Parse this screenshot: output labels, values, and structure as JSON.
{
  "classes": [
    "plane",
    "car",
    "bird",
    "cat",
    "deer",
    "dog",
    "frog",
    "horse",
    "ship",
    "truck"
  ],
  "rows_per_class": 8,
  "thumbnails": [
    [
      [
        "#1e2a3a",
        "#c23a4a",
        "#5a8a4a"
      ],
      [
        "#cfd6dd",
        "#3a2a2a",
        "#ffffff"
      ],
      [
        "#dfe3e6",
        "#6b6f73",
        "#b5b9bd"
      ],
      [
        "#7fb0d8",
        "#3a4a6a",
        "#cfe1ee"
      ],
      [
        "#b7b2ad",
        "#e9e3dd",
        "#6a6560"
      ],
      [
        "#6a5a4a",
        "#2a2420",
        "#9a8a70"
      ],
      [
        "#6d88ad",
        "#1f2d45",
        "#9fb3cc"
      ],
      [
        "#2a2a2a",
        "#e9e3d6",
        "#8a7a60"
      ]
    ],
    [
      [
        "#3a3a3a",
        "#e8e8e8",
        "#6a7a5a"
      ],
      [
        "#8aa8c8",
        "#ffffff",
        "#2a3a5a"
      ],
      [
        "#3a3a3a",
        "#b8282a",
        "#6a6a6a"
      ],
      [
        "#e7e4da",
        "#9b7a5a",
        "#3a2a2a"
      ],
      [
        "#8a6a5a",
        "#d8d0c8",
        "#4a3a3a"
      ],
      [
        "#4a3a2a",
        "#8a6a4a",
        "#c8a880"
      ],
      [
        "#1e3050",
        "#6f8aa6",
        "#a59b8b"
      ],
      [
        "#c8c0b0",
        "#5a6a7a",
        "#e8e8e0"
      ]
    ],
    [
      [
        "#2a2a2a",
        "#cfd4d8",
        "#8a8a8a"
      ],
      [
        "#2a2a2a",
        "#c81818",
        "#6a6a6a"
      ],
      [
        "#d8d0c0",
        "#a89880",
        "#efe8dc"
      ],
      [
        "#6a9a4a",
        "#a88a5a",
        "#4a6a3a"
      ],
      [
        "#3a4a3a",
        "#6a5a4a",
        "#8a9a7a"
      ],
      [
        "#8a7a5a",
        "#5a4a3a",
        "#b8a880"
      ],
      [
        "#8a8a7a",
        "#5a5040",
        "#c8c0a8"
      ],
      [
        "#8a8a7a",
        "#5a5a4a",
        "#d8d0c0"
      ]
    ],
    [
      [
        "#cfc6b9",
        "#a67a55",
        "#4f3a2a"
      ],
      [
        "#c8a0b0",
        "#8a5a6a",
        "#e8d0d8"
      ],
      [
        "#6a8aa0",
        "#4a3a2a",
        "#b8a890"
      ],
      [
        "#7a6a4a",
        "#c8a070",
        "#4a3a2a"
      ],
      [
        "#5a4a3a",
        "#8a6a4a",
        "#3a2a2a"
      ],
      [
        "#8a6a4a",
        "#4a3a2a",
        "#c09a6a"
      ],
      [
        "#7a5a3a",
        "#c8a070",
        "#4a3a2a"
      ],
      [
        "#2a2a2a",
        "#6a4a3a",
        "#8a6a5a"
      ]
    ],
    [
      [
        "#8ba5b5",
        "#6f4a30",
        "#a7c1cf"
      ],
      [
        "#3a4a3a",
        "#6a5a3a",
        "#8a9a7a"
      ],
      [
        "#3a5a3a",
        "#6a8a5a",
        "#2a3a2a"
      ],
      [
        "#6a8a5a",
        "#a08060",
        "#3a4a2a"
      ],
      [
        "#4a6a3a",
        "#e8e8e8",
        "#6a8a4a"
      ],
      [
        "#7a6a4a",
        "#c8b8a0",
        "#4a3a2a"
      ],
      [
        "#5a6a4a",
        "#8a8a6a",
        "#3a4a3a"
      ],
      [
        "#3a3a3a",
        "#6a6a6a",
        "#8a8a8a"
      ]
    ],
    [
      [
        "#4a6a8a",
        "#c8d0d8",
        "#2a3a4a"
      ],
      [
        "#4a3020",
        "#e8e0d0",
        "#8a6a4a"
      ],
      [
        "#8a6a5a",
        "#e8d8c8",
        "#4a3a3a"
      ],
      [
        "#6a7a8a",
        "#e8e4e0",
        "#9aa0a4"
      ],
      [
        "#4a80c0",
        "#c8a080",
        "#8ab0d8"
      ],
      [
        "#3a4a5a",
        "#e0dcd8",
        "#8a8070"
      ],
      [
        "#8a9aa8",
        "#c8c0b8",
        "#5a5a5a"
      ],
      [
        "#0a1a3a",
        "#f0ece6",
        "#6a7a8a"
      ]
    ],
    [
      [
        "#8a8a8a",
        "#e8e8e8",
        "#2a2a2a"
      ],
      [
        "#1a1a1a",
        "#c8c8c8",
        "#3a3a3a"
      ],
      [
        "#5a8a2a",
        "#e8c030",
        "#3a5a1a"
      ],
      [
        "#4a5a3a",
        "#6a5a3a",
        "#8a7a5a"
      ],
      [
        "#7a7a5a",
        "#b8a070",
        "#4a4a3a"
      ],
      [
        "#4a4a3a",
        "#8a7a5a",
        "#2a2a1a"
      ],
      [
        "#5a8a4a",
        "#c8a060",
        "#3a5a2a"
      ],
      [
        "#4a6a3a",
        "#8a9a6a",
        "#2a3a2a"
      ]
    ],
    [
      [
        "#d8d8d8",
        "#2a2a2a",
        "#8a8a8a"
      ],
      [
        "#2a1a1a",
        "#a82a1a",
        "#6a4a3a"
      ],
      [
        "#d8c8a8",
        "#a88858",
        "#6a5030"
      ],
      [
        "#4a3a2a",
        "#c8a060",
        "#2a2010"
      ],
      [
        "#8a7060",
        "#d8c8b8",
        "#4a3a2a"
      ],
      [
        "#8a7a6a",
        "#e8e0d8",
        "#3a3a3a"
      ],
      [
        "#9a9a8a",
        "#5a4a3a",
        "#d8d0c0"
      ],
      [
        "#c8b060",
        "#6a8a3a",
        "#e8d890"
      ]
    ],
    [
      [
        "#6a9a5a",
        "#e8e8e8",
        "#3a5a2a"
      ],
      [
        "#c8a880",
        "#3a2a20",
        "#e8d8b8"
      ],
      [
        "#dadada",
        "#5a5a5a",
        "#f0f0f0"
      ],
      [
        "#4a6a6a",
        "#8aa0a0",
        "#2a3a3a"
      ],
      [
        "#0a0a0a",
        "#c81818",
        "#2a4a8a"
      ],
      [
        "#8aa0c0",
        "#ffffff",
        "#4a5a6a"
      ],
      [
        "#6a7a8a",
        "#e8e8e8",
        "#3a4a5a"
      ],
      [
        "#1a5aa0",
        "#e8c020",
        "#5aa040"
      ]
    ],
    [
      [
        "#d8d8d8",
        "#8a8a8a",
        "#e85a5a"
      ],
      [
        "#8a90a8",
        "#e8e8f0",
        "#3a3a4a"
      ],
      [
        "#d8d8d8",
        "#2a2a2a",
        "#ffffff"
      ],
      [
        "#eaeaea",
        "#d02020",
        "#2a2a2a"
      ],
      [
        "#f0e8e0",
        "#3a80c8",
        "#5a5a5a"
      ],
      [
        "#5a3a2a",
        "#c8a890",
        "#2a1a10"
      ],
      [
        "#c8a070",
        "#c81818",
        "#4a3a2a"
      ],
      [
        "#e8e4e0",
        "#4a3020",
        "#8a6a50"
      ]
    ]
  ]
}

> _TASK GOAL_
Retype the listing exactly, in full.

> _ANSWER BELOW_
Parse this screenshot: output labels, values, and structure as JSON.
{
  "classes": [
    "plane",
    "car",
    "bird",
    "cat",
    "deer",
    "dog",
    "frog",
    "horse",
    "ship",
    "truck"
  ],
  "rows_per_class": 8,
  "thumbnails": [
    [
      [
        "#1e2a3a",
        "#c23a4a",
        "#5a8a4a"
      ],
      [
        "#cfd6dd",
        "#3a2a2a",
        "#ffffff"
      ],
      [
        "#dfe3e6",
        "#6b6f73",
        "#b5b9bd"
      ],
      [
        "#7fb0d8",
        "#3a4a6a",
        "#cfe1ee"
      ],
      [
        "#b7b2ad",
        "#e9e3dd",
        "#6a6560"
      ],
      [
        "#6a5a4a",
        "#2a2420",
        "#9a8a70"
      ],
      [
        "#6d88ad",
        "#1f2d45",
        "#9fb3cc"
      ],
      [
        "#2a2a2a",
        "#e9e3d6",
        "#8a7a60"
      ]
    ],
    [
      [
        "#3a3a3a",
        "#e8e8e8",
        "#6a7a5a"
      ],
      [
        "#8aa8c8",
        "#ffffff",
        "#2a3a5a"
      ],
      [
        "#3a3a3a",
        "#b8282a",
        "#6a6a6a"
      ],
      [
        "#e7e4da",
        "#9b7a5a",
        "#3a2a2a"
      ],
      [
        "#8a6a5a",
        "#d8d0c8",
        "#4a3a3a"
      ],
      [
        "#4a3a2a",
        "#8a6a4a",
        "#c8a880"
      ],
      [
        "#1e3050",
        "#6f8aa6",
        "#a59b8b"
      ],
      [
        "#c8c0b0",
        "#5a6a7a",
        "#e8e8e0"
      ]
    ],
    [
      [
        "#2a2a2a",
        "#cfd4d8",
        "#8a8a8a"
      ],
      [
        "#2a2a2a",
        "#c81818",
        "#6a6a6a"
      ],
      [
        "#d8d0c0",
        "#a89880",
        "#efe8dc"
      ],
      [
        "#6a9a4a",
        "#a88a5a",
        "#4a6a3a"
      ],
      [
        "#3a4a3a",
        "#6a5a4a",
        "#8a9a7a"
      ],
      [
        "#8a7a5a",
        "#5a4a3a",
        "#b8a880"
      ],
      [
        "#8a8a7a",
        "#5a5040",
        "#c8c0a8"
      ],
      [
        "#8a8a7a",
        "#5a5a4a",
        "#d8d0c0"
      ]
    ],
    [
      [
        "#cfc6b9",
        "#a67a55",
        "#4f3a2a"
      ],
      [
        "#c8a0b0",
        "#8a5a6a",
        "#e8d0d8"
      ],
      [
        "#6a8aa0",
        "#4a3a2a",
        "#b8a890"
      ],
      [
        "#7a6a4a",
        "#c8a070",
        "#4a3a2a"
      ],
      [
        "#5a4a3a",
        "#8a6a4a",
        "#3a2a2a"
      ],
      [
        "#8a6a4a",
        "#4a3a2a",
        "#c09a6a"
      ],
      [
        "#7a5a3a",
        "#c8a070",
        "#4a3a2a"
      ],
      [
        "#2a2a2a",
        "#6a4a3a",
        "#8a6a5a"
      ]
    ],
    [
      [
        "#8ba5b5",
        "#6f4a30",
        "#a7c1cf"
      ],
      [
        "#3a4a3a",
        "#6a5a3a",
        "#8a9a7a"
      ],
      [
        "#3a5a3a",
        "#6a8a5a",
        "#2a3a2a"
      ],
      [
        "#6a8a5a",
        "#a08060",
        "#3a4a2a"
      ],
      [
        "#4a6a3a",
        "#e8e8e8",
        "#6a8a4a"
      ],
      [
        "#7a6a4a",
        "#c8b8a0",
        "#4a3a2a"
      ],
      [
        "#5a6a4a",
        "#8a8a6a",
        "#3a4a3a"
      ],
      [
        "#3a3a3a",
        "#6a6a6a",
        "#8a8a8a"
      ]
    ],
    [
      [
        "#4a6a8a",
        "#c8d0d8",
        "#2a3a4a"
      ],
      [
        "#4a3020",
        "#e8e0d0",
        "#8a6a4a"
      ],
      [
        "#8a6a5a",
        "#e8d8c8",
        "#4a3a3a"
      ],
      [
        "#6a7a8a",
        "#e8e4e0",
        "#9aa0a4"
      ],
      [
        "#4a80c0",
        "#c8a080",
        "#8ab0d8"
      ],
      [
        "#3a4a5a",
        "#e0dcd8",
        "#8a8070"
      ],
      [
        "#8a9aa8",
        "#c8c0b8",
        "#5a5a5a"
      ],
      [
        "#0a1a3a",
        "#f0ece6",
        "#6a7a8a"
      ]
    ],
    [
      [
        "#8a8a8a",
        "#e8e8e8",
        "#2a2a2a"
      ],
      [
        "#1a1a1a",
        "#c8c8c8",
        "#3a3a3a"
      ],
      [
        "#5a8a2a",
        "#e8c030",
        "#3a5a1a"
      ],
      [
        "#4a5a3a",
        "#6a5a3a",
        "#8a7a5a"
      ],
      [
        "#7a7a5a",
        "#b8a070",
        "#4a4a3a"
      ],
      [
        "#4a4a3a",
        "#8a7a5a",
        "#2a2a1a"
      ],
      [
        "#5a8a4a",
        "#c8a060",
        "#3a5a2a"
      ],
      [
        "#4a6a3a",
        "#8a9a6a",
        "#2a3a2a"
      ]
    ],
    [
      [
        "#d8d8d8",
        "#2a2a2a",
        "#8a8a8a"
      ],
      [
        "#2a1a1a",
        "#a82a1a",
        "#6a4a3a"
      ],
      [
        "#d8c8a8",
        "#a88858",
        "#6a5030"
      ],
      [
        "#4a3a2a",
        "#c8a060",
        "#2a2010"
      ],
      [
        "#8a7060",
        "#d8c8b8",
        "#4a3a2a"
      ],
      [
        "#8a7a6a",
        "#e8e0d8",
        "#3a3a3a"
      ],
      [
        "#9a9a8a",
        "#5a4a3a",
        "#d8d0c0"
      ],
      [
        "#c8b060",
        "#6a8a3a",
        "#e8d890"
      ]
    ],
    [
      [
        "#6a9a5a",
        "#e8e8e8",
        "#3a5a2a"
      ],
      [
        "#c8a880",
        "#3a2a20",
        "#e8d8b8"
      ],
      [
        "#dadada",
        "#5a5a5a",
        "#f0f0f0"
      ],
      [
        "#4a6a6a",
        "#8aa0a0",
        "#2a3a3a"
      ],
      [
        "#0a0a0a",
        "#c81818",
        "#2a4a8a"
      ],
      [
        "#8aa0c0",
        "#ffffff",
        "#4a5a6a"
      ],
      [
        "#6a7a8a",
        "#e8e8e8",
        "#3a4a5a"
      ],
      [
        "#1a5aa0",
        "#e8c020",
        "#5aa040"
      ]
    ],
    [
      [
        "#d8d8d8",
        "#8a8a8a",
        "#e85a5a"
      ],
      [
        "#8a90a8",
        "#e8e8f0",
        "#3a3a4a"
      ],
      [
        "#d8d8d8",
        "#2a2a2a",
        "#ffffff"
      ],
      [
        "#eaeaea",
        "#d02020",
        "#2a2a2a"
      ],
      [
        "#f0e8e0",
        "#3a80c8",
        "#5a5a5a"
      ],
      [
        "#5a3a2a",
        "#c8a890",
        "#2a1a10"
      ],
      [
        "#c8a070",
        "#c81818",
        "#4a3a2a"
      ],
      [
        "#e8e4e0",
        "#4a3020",
        "#8a6a50"
      ]
    ]
  ]
}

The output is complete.